[Lines of data]
+++

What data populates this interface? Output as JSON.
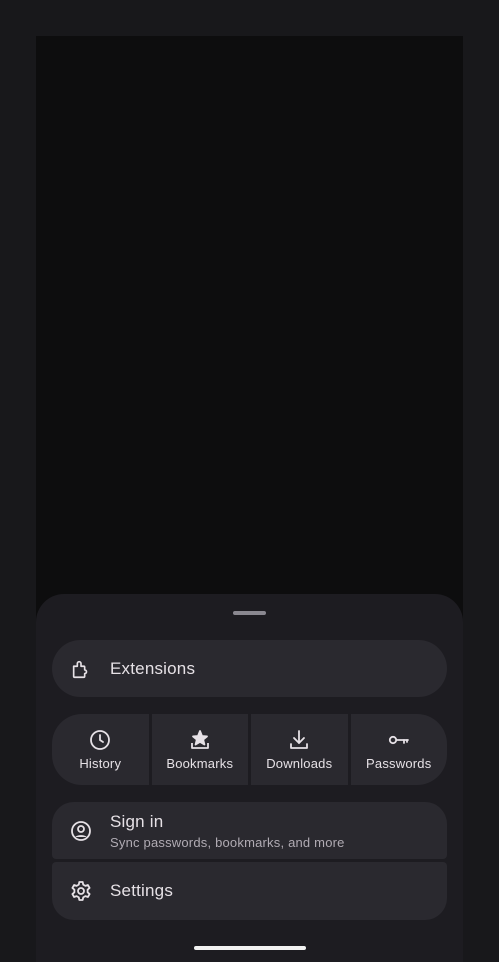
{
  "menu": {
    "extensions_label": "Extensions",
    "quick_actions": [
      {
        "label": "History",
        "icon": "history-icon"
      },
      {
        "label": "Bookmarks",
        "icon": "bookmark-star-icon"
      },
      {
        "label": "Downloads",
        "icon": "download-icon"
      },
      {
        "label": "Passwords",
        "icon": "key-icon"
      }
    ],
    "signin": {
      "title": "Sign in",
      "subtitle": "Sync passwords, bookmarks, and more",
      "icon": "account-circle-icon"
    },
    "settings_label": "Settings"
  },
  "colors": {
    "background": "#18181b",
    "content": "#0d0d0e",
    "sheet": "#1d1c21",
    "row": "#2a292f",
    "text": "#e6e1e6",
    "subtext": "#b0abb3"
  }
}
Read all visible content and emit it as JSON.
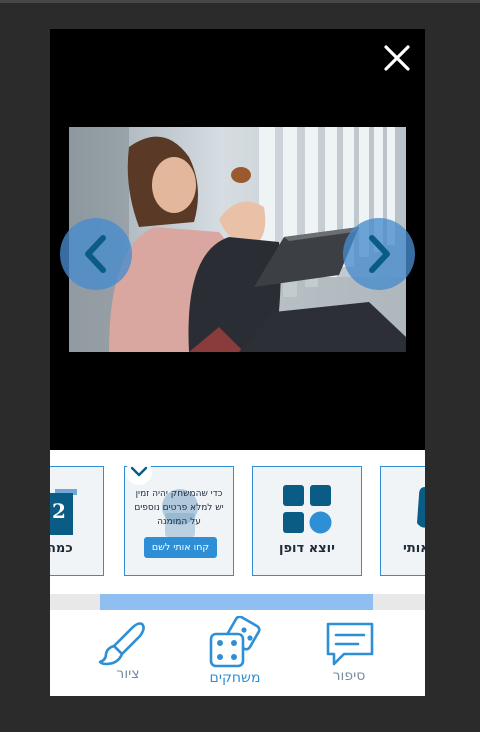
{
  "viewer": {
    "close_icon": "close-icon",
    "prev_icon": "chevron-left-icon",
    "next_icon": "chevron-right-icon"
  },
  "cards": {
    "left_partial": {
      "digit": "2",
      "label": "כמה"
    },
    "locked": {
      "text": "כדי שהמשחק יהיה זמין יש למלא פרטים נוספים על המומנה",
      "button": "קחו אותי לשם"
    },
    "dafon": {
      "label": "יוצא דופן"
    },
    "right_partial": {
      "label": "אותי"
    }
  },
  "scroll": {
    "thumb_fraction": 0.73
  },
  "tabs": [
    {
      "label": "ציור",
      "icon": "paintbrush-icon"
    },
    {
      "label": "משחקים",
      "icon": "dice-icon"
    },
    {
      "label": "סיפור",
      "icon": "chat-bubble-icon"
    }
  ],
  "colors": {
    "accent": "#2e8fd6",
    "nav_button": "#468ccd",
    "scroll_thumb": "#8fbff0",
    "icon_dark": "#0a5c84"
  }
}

+++

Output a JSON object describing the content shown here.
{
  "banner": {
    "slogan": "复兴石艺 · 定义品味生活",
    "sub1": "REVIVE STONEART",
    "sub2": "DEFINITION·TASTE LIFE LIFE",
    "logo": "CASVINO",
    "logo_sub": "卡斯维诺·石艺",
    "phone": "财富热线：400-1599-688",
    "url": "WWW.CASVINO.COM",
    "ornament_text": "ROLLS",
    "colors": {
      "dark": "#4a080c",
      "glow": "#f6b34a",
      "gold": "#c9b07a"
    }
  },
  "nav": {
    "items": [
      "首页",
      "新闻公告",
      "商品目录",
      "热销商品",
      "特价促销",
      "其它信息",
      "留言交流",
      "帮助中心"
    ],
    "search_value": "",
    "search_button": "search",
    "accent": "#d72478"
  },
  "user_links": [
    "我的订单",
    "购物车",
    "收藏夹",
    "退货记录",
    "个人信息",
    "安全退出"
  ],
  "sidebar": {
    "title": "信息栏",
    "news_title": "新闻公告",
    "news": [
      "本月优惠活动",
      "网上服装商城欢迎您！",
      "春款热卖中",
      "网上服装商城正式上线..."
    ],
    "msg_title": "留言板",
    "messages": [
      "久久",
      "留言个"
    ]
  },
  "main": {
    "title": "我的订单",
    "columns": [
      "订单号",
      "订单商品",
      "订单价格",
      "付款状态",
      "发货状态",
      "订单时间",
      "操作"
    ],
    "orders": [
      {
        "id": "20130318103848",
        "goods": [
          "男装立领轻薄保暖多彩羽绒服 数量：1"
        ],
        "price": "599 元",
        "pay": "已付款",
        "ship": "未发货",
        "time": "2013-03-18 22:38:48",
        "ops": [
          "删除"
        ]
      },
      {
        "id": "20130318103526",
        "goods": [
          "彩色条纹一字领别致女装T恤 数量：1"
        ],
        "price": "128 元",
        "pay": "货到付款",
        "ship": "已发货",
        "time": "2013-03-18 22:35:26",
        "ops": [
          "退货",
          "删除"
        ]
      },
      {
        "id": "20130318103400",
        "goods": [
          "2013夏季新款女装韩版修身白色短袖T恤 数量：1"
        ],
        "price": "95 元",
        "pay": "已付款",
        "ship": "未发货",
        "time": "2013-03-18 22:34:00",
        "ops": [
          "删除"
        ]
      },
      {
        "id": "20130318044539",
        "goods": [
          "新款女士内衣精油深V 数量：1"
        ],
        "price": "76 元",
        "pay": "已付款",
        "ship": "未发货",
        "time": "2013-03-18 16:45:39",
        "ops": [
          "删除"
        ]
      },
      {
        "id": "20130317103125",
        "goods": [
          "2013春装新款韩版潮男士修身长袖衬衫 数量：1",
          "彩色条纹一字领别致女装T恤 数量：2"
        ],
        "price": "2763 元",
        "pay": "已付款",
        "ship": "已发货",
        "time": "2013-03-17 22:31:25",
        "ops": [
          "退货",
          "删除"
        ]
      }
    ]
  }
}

+++

* [EXERCISE TASK] Pull every line containing "time" out of the data above.

* [TASK OUTPUT]
        "time": "2013-03-18 22:38:48",
        "time": "2013-03-18 22:35:26",
        "time": "2013-03-18 22:34:00",
        "time": "2013-03-18 16:45:39",
        "time": "2013-03-17 22:31:25",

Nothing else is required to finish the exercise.